(RECORDS SHOWN):

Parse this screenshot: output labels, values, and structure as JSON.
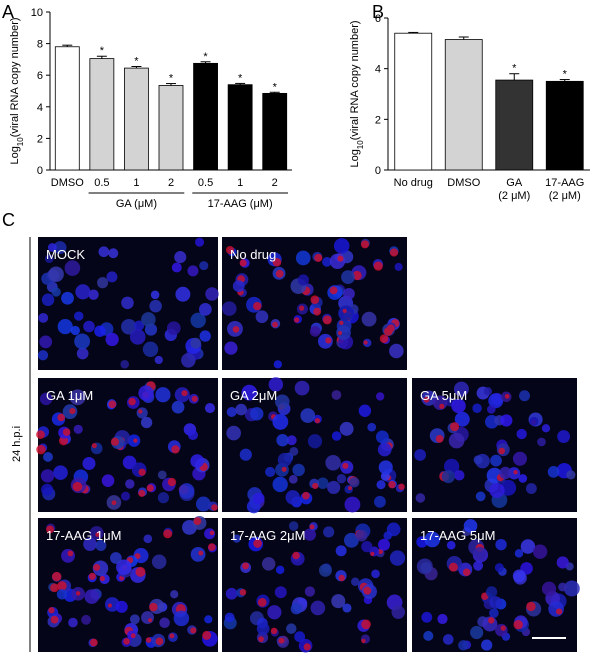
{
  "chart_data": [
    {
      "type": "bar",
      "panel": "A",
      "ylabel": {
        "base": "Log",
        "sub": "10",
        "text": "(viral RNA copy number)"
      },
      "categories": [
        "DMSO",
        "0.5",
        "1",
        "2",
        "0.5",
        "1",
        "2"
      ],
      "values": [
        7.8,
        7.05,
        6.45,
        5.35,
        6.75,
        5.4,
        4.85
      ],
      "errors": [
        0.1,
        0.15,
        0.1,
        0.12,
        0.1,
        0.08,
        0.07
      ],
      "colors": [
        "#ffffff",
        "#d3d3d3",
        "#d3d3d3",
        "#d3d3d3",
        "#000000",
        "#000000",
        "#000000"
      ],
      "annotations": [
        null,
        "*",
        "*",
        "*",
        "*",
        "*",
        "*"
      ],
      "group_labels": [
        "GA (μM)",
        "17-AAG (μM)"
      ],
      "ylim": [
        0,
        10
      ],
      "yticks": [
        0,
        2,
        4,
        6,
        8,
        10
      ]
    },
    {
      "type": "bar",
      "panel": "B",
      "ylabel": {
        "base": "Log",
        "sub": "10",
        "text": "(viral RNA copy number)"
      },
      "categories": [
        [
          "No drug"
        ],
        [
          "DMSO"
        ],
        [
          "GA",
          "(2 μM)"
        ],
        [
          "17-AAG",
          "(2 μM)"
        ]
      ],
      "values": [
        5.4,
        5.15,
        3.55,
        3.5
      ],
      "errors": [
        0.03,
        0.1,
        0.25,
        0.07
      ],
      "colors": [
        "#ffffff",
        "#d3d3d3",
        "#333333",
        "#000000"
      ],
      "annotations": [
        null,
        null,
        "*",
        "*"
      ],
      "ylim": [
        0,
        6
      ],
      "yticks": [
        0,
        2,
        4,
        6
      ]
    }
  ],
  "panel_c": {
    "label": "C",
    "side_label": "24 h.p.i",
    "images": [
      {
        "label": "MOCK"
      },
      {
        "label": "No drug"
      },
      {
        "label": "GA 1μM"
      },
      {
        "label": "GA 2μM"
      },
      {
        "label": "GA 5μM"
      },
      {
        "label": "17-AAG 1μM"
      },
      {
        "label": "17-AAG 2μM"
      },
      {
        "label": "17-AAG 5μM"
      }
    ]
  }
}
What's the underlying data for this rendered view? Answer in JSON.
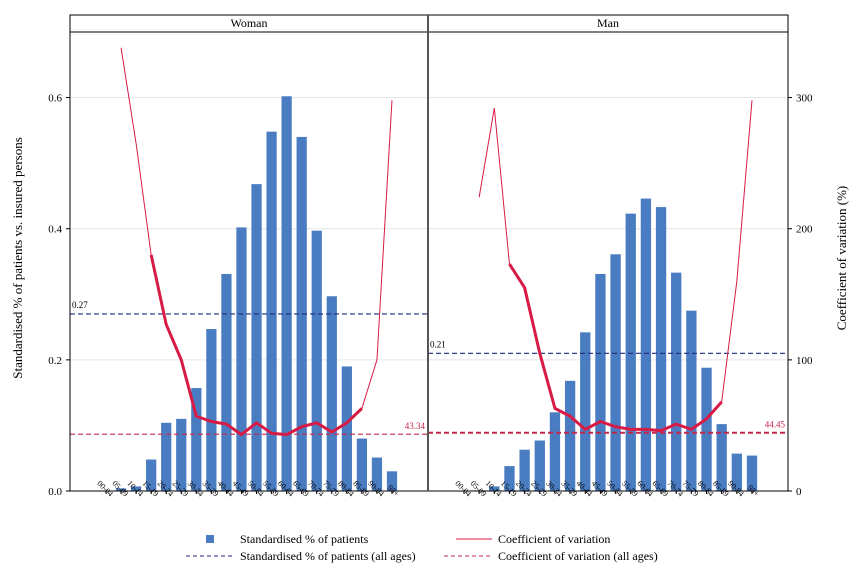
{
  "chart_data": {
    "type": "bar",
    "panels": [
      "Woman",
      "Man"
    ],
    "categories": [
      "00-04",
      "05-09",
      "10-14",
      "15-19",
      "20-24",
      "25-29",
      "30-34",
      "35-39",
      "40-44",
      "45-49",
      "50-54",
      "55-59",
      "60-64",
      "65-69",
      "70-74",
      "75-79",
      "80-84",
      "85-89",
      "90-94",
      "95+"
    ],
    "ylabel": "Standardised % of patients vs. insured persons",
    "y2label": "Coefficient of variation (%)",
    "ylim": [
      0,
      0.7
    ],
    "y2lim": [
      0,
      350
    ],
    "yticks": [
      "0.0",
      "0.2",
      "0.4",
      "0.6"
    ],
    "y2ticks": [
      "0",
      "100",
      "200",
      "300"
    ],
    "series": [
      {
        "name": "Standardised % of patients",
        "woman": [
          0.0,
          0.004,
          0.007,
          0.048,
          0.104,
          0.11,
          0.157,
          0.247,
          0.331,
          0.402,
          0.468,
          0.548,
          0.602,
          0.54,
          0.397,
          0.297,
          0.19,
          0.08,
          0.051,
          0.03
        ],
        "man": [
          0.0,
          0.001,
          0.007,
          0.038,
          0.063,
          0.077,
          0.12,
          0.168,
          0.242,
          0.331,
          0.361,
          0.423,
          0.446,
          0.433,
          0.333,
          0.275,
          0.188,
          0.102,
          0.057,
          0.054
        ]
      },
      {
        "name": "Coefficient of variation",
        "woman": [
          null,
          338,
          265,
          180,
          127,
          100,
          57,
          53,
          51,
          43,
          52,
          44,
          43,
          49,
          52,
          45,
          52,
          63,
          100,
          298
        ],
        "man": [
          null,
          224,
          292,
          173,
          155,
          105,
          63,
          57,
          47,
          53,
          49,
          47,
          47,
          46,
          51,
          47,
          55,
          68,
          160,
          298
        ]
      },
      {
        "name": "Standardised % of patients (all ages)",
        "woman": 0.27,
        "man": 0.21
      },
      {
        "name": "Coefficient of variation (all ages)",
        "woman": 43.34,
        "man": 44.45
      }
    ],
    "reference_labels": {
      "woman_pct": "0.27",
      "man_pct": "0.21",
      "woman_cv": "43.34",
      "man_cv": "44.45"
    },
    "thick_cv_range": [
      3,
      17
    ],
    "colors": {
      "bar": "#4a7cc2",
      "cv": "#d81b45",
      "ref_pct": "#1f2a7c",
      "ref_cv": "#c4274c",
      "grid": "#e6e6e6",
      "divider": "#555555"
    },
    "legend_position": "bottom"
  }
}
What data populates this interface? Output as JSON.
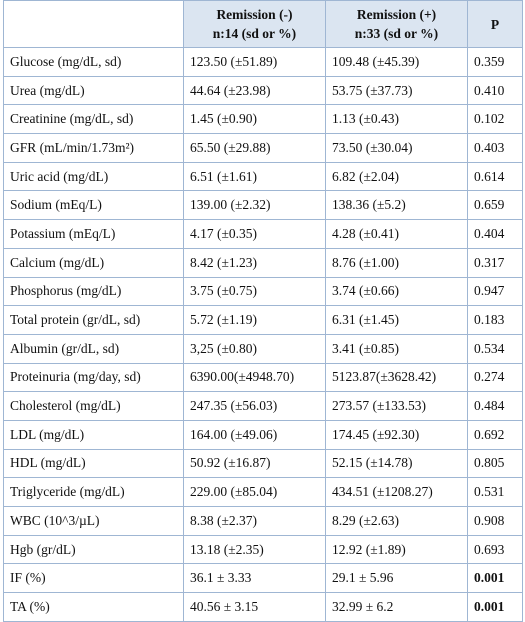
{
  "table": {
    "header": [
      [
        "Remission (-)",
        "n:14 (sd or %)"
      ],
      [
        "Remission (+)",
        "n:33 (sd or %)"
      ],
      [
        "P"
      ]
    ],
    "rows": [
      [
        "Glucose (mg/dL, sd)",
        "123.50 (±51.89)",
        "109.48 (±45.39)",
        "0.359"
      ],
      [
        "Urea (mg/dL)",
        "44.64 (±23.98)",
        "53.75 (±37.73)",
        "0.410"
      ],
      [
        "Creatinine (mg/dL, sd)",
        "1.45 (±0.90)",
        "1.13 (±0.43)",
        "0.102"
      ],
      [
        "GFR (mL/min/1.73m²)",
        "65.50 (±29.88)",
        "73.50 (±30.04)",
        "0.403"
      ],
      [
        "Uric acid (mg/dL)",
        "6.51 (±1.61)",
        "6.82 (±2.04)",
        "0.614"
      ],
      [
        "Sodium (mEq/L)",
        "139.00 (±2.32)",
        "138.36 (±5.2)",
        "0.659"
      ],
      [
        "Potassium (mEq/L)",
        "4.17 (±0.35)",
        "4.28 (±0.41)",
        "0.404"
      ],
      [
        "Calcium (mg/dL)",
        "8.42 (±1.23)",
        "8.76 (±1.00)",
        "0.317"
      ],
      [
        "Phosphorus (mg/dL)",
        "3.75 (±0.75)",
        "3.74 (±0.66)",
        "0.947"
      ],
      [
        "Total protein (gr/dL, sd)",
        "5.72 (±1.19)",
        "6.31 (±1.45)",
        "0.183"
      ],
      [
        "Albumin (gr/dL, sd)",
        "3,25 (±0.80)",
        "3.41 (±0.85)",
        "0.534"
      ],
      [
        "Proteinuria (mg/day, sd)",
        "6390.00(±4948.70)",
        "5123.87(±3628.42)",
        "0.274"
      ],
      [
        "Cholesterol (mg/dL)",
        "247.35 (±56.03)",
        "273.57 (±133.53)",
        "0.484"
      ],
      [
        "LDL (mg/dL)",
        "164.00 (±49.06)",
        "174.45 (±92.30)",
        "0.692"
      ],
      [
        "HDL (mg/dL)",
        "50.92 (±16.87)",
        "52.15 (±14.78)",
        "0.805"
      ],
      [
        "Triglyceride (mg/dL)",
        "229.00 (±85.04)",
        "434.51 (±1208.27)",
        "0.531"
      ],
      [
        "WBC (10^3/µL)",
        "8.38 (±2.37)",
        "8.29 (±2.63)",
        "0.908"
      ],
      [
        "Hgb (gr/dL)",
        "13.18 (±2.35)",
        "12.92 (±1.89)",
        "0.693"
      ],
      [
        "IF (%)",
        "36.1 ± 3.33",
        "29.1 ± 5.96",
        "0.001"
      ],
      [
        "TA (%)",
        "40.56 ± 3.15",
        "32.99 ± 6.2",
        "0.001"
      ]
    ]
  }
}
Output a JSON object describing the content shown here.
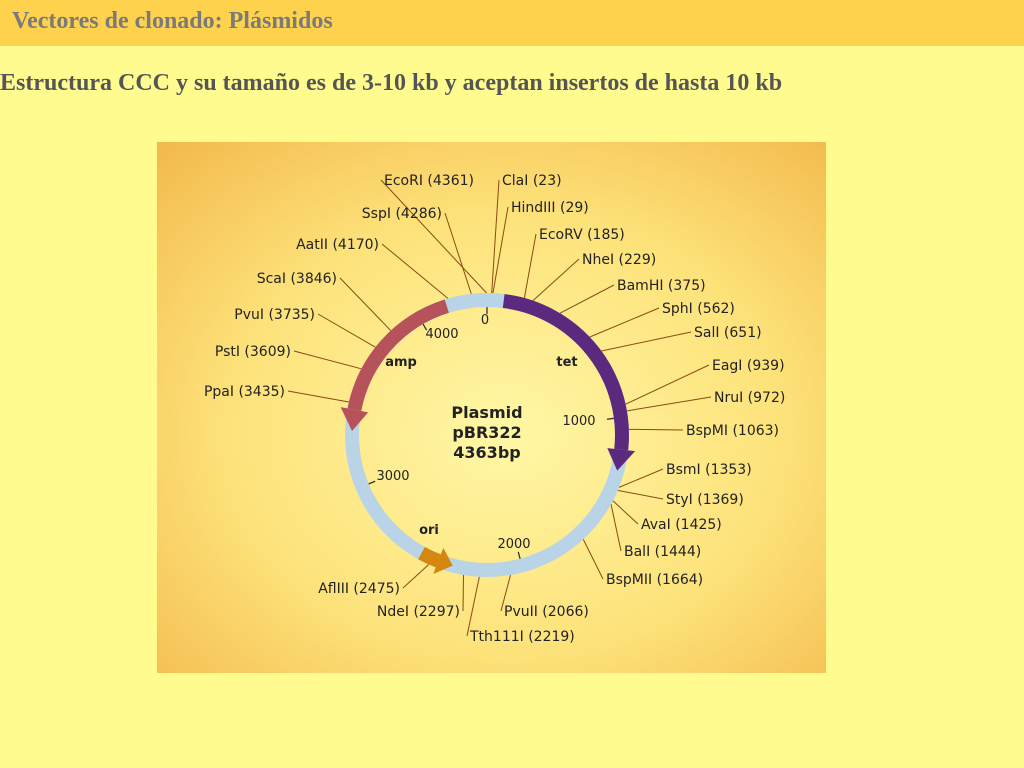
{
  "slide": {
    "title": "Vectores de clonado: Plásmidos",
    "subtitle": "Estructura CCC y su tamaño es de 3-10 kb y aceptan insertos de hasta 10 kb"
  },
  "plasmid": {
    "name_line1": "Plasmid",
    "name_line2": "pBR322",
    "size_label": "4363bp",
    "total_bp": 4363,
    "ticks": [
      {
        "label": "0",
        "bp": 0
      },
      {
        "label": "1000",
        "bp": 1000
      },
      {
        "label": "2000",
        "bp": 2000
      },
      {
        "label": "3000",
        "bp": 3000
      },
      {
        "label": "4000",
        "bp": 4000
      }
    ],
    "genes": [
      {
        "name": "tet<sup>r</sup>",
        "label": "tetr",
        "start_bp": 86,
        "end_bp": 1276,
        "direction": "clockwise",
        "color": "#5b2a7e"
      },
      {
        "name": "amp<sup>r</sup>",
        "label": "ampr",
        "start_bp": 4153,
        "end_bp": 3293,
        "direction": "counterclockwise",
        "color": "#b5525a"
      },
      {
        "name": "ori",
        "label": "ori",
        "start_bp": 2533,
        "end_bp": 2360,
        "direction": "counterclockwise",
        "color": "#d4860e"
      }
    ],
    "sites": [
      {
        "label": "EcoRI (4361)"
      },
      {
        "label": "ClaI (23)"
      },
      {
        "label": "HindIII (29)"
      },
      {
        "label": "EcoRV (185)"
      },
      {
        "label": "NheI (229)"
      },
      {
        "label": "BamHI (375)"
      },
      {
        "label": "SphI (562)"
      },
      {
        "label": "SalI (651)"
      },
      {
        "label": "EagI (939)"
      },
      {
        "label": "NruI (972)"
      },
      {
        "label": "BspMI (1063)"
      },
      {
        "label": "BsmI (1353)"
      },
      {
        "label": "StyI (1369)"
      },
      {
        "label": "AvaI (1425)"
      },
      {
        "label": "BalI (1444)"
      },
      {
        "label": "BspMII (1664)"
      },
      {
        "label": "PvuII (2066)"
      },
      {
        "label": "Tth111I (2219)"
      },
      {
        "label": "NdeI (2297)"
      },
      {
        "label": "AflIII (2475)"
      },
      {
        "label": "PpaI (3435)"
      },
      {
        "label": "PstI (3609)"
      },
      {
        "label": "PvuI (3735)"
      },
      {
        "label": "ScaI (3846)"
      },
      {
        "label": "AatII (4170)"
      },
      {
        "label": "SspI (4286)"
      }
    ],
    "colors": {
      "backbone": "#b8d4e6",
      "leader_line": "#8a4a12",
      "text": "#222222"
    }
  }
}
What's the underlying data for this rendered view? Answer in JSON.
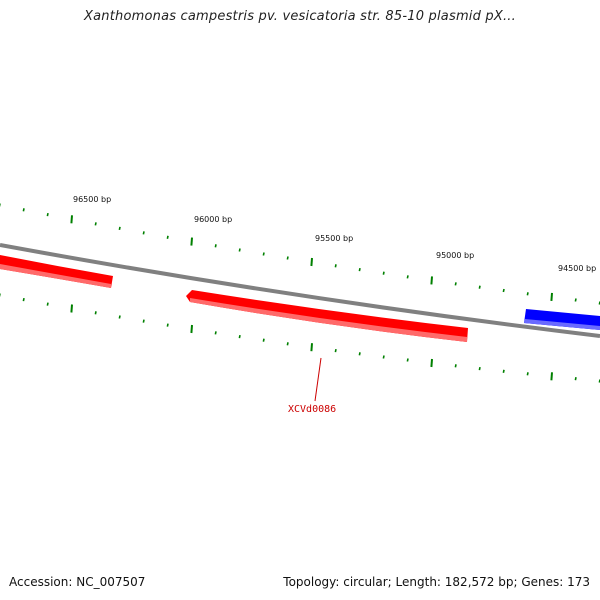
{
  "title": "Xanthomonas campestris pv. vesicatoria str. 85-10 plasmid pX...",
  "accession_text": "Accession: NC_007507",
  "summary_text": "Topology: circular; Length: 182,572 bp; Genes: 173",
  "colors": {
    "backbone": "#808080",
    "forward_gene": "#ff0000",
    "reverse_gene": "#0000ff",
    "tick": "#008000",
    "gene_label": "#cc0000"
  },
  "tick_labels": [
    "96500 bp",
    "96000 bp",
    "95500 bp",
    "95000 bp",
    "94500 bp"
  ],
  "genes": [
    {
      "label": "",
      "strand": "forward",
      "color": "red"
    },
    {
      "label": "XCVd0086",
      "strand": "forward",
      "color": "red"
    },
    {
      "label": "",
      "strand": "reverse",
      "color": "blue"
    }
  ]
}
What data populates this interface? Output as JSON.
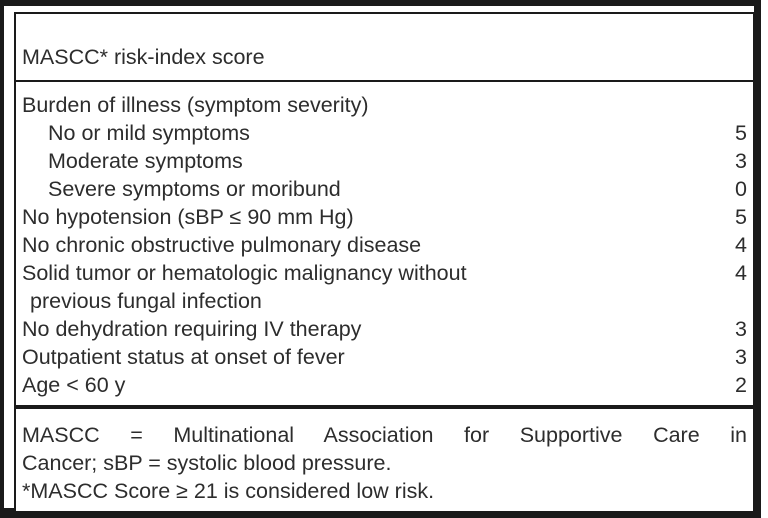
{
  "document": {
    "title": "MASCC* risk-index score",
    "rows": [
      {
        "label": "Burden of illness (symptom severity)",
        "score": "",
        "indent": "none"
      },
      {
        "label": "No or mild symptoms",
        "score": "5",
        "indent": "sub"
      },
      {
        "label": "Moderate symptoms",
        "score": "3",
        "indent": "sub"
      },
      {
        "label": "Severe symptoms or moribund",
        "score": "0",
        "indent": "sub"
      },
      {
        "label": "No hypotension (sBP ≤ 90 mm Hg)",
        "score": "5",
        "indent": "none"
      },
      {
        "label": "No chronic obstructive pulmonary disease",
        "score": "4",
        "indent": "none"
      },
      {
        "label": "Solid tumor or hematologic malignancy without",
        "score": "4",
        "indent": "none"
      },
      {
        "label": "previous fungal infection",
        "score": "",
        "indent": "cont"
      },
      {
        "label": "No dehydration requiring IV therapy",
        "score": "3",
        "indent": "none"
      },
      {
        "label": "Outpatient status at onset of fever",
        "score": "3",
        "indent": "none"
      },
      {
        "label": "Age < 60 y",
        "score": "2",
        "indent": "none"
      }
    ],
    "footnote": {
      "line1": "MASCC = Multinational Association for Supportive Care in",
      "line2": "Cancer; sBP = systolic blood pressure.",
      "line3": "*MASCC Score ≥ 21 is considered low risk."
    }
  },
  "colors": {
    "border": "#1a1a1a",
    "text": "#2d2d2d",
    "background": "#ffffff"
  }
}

(YOUR INSTRUCTIONS): Say, as a single number, how many lines of the records hold the word "risk".

(RESPONSE AREA): 2